**What to do**. Reproduce every line of the records below without any change.

-- start --

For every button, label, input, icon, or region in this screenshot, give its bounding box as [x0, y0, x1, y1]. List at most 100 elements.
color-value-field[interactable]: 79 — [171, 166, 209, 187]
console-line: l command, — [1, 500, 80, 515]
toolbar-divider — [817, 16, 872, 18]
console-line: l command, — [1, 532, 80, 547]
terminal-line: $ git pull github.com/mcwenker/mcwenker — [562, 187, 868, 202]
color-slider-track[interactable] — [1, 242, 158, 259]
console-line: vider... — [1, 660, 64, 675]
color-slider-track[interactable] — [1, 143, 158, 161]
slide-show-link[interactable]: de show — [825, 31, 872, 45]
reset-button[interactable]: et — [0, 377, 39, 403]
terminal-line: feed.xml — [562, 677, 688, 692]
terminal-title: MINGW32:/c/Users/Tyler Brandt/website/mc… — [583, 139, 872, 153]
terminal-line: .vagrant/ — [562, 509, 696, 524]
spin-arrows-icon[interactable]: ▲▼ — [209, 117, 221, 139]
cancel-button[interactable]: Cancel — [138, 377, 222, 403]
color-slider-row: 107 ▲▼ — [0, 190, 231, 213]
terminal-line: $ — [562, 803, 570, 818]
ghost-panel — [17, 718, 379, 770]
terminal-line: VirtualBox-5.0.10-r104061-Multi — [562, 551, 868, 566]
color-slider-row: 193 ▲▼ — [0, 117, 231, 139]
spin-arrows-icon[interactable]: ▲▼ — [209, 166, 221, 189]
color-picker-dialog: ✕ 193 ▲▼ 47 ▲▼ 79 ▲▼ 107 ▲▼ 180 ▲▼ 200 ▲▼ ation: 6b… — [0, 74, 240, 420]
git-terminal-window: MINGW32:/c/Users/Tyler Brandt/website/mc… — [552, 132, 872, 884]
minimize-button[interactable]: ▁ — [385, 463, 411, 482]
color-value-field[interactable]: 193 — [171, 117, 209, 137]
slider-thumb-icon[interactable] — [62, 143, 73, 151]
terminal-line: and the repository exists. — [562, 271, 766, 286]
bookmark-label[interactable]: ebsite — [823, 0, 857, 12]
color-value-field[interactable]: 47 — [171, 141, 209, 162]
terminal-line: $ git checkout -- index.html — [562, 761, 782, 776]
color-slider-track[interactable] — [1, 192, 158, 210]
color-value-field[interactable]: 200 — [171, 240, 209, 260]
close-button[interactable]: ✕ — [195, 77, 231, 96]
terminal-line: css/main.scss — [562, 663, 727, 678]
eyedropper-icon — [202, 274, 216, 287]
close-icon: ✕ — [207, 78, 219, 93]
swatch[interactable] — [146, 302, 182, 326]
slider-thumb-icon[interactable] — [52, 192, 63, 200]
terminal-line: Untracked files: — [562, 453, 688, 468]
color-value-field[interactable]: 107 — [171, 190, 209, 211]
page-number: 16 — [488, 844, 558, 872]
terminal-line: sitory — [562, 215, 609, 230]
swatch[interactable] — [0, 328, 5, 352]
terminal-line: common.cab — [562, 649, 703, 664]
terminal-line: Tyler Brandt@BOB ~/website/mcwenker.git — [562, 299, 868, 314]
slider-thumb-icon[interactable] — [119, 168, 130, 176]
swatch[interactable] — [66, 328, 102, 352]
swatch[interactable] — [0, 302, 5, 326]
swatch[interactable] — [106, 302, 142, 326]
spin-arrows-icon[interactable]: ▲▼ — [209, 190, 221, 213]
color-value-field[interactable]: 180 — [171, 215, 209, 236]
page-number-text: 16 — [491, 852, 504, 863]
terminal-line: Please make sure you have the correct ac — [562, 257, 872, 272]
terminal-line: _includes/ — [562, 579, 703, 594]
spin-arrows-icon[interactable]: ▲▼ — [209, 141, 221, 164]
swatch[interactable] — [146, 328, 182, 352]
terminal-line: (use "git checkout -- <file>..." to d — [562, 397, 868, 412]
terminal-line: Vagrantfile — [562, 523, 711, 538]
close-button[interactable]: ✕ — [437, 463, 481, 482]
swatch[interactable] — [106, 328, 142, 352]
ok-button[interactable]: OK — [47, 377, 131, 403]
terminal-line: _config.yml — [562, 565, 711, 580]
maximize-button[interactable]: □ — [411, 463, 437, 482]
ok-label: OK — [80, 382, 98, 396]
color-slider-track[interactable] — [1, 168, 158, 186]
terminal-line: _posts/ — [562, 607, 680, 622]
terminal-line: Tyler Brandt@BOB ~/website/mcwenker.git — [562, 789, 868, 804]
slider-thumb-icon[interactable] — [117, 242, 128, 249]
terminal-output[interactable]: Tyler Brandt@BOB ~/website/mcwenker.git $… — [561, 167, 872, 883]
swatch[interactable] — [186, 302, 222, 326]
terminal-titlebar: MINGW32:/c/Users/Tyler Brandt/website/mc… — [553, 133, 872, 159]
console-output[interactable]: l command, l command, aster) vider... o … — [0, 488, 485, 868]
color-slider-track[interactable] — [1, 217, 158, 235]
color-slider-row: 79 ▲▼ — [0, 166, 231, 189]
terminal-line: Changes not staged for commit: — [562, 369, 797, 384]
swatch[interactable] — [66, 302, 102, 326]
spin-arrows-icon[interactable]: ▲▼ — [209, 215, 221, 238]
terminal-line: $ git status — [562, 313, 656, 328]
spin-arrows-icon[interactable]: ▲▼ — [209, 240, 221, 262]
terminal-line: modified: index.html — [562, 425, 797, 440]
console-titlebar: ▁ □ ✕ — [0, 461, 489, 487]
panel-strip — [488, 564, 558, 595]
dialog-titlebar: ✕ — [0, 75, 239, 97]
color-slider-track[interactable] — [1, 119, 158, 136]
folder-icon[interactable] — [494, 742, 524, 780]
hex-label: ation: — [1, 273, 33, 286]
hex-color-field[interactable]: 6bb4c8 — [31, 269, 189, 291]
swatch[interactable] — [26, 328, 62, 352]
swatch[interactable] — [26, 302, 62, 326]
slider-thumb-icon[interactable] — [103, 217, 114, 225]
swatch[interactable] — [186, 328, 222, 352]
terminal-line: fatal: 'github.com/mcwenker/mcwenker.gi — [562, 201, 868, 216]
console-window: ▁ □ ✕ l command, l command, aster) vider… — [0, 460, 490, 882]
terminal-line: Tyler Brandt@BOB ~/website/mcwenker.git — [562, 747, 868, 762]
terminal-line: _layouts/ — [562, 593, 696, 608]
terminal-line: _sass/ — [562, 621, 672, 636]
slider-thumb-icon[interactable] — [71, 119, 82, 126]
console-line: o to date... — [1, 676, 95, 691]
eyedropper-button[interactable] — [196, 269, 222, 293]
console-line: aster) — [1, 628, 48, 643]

-- end --

**Complete answer**.
For every button, label, input, icon, or region in this screenshot, give its bounding box as [x0, y0, x1, y1]. List at most 100 elements.
color-value-field[interactable]: 79 — [171, 166, 209, 187]
console-line: l command, — [1, 500, 80, 515]
toolbar-divider — [817, 16, 872, 18]
console-line: l command, — [1, 532, 80, 547]
terminal-line: $ git pull github.com/mcwenker/mcwenker — [562, 187, 868, 202]
color-slider-track[interactable] — [1, 242, 158, 259]
console-line: vider... — [1, 660, 64, 675]
color-slider-track[interactable] — [1, 143, 158, 161]
slide-show-link[interactable]: de show — [825, 31, 872, 45]
reset-button[interactable]: et — [0, 377, 39, 403]
terminal-line: feed.xml — [562, 677, 688, 692]
terminal-title: MINGW32:/c/Users/Tyler Brandt/website/mc… — [583, 139, 872, 153]
terminal-line: .vagrant/ — [562, 509, 696, 524]
spin-arrows-icon[interactable]: ▲▼ — [209, 117, 221, 139]
cancel-button[interactable]: Cancel — [138, 377, 222, 403]
color-slider-row: 107 ▲▼ — [0, 190, 231, 213]
terminal-line: $ — [562, 803, 570, 818]
ghost-panel — [17, 718, 379, 770]
terminal-line: VirtualBox-5.0.10-r104061-Multi — [562, 551, 868, 566]
color-slider-row: 193 ▲▼ — [0, 117, 231, 139]
spin-arrows-icon[interactable]: ▲▼ — [209, 166, 221, 189]
color-picker-dialog: ✕ 193 ▲▼ 47 ▲▼ 79 ▲▼ 107 ▲▼ 180 ▲▼ 200 ▲▼ ation: 6b… — [0, 74, 240, 420]
git-terminal-window: MINGW32:/c/Users/Tyler Brandt/website/mc… — [552, 132, 872, 884]
minimize-button[interactable]: ▁ — [385, 463, 411, 482]
color-value-field[interactable]: 193 — [171, 117, 209, 137]
slider-thumb-icon[interactable] — [62, 143, 73, 151]
terminal-line: and the repository exists. — [562, 271, 766, 286]
bookmark-label[interactable]: ebsite — [823, 0, 857, 12]
color-value-field[interactable]: 47 — [171, 141, 209, 162]
terminal-line: $ git checkout -- index.html — [562, 761, 782, 776]
color-slider-track[interactable] — [1, 192, 158, 210]
color-value-field[interactable]: 200 — [171, 240, 209, 260]
close-button[interactable]: ✕ — [195, 77, 231, 96]
terminal-line: css/main.scss — [562, 663, 727, 678]
eyedropper-icon — [202, 274, 216, 287]
close-icon: ✕ — [207, 78, 219, 93]
swatch[interactable] — [146, 302, 182, 326]
slider-thumb-icon[interactable] — [52, 192, 63, 200]
terminal-line: Untracked files: — [562, 453, 688, 468]
color-value-field[interactable]: 107 — [171, 190, 209, 211]
page-number: 16 — [488, 844, 558, 872]
terminal-line: sitory — [562, 215, 609, 230]
swatch[interactable] — [0, 328, 5, 352]
terminal-line: common.cab — [562, 649, 703, 664]
terminal-line: Tyler Brandt@BOB ~/website/mcwenker.git — [562, 299, 868, 314]
slider-thumb-icon[interactable] — [119, 168, 130, 176]
swatch[interactable] — [66, 328, 102, 352]
swatch[interactable] — [0, 302, 5, 326]
swatch[interactable] — [106, 302, 142, 326]
spin-arrows-icon[interactable]: ▲▼ — [209, 190, 221, 213]
color-value-field[interactable]: 180 — [171, 215, 209, 236]
page-number-text: 16 — [491, 852, 504, 863]
terminal-line: Please make sure you have the correct ac — [562, 257, 872, 272]
terminal-line: _includes/ — [562, 579, 703, 594]
spin-arrows-icon[interactable]: ▲▼ — [209, 141, 221, 164]
swatch[interactable] — [146, 328, 182, 352]
terminal-line: (use "git checkout -- <file>..." to d — [562, 397, 868, 412]
terminal-line: Vagrantfile — [562, 523, 711, 538]
close-button[interactable]: ✕ — [437, 463, 481, 482]
swatch[interactable] — [106, 328, 142, 352]
ok-button[interactable]: OK — [47, 377, 131, 403]
terminal-line: _config.yml — [562, 565, 711, 580]
maximize-button[interactable]: □ — [411, 463, 437, 482]
ok-label: OK — [80, 382, 98, 396]
color-slider-track[interactable] — [1, 168, 158, 186]
terminal-line: _posts/ — [562, 607, 680, 622]
terminal-line: Tyler Brandt@BOB ~/website/mcwenker.git — [562, 789, 868, 804]
slider-thumb-icon[interactable] — [117, 242, 128, 249]
terminal-output[interactable]: Tyler Brandt@BOB ~/website/mcwenker.git $… — [561, 167, 872, 883]
swatch[interactable] — [186, 302, 222, 326]
terminal-titlebar: MINGW32:/c/Users/Tyler Brandt/website/mc… — [553, 133, 872, 159]
console-output[interactable]: l command, l command, aster) vider... o … — [0, 488, 485, 868]
color-slider-track[interactable] — [1, 217, 158, 235]
color-slider-row: 79 ▲▼ — [0, 166, 231, 189]
terminal-line: Changes not staged for commit: — [562, 369, 797, 384]
swatch[interactable] — [66, 302, 102, 326]
spin-arrows-icon[interactable]: ▲▼ — [209, 215, 221, 238]
terminal-line: $ git status — [562, 313, 656, 328]
spin-arrows-icon[interactable]: ▲▼ — [209, 240, 221, 262]
terminal-line: modified: index.html — [562, 425, 797, 440]
console-titlebar: ▁ □ ✕ — [0, 461, 489, 487]
panel-strip — [488, 564, 558, 595]
dialog-titlebar: ✕ — [0, 75, 239, 97]
color-slider-track[interactable] — [1, 119, 158, 136]
folder-icon[interactable] — [494, 742, 524, 780]
hex-label: ation: — [1, 273, 33, 286]
hex-color-field[interactable]: 6bb4c8 — [31, 269, 189, 291]
swatch[interactable] — [26, 328, 62, 352]
swatch[interactable] — [26, 302, 62, 326]
slider-thumb-icon[interactable] — [103, 217, 114, 225]
swatch[interactable] — [186, 328, 222, 352]
terminal-line: fatal: 'github.com/mcwenker/mcwenker.gi — [562, 201, 868, 216]
console-window: ▁ □ ✕ l command, l command, aster) vider… — [0, 460, 490, 882]
terminal-line: Tyler Brandt@BOB ~/website/mcwenker.git — [562, 747, 868, 762]
terminal-line: _layouts/ — [562, 593, 696, 608]
terminal-line: _sass/ — [562, 621, 672, 636]
slider-thumb-icon[interactable] — [71, 119, 82, 126]
console-line: o to date... — [1, 676, 95, 691]
eyedropper-button[interactable] — [196, 269, 222, 293]
console-line: aster) — [1, 628, 48, 643]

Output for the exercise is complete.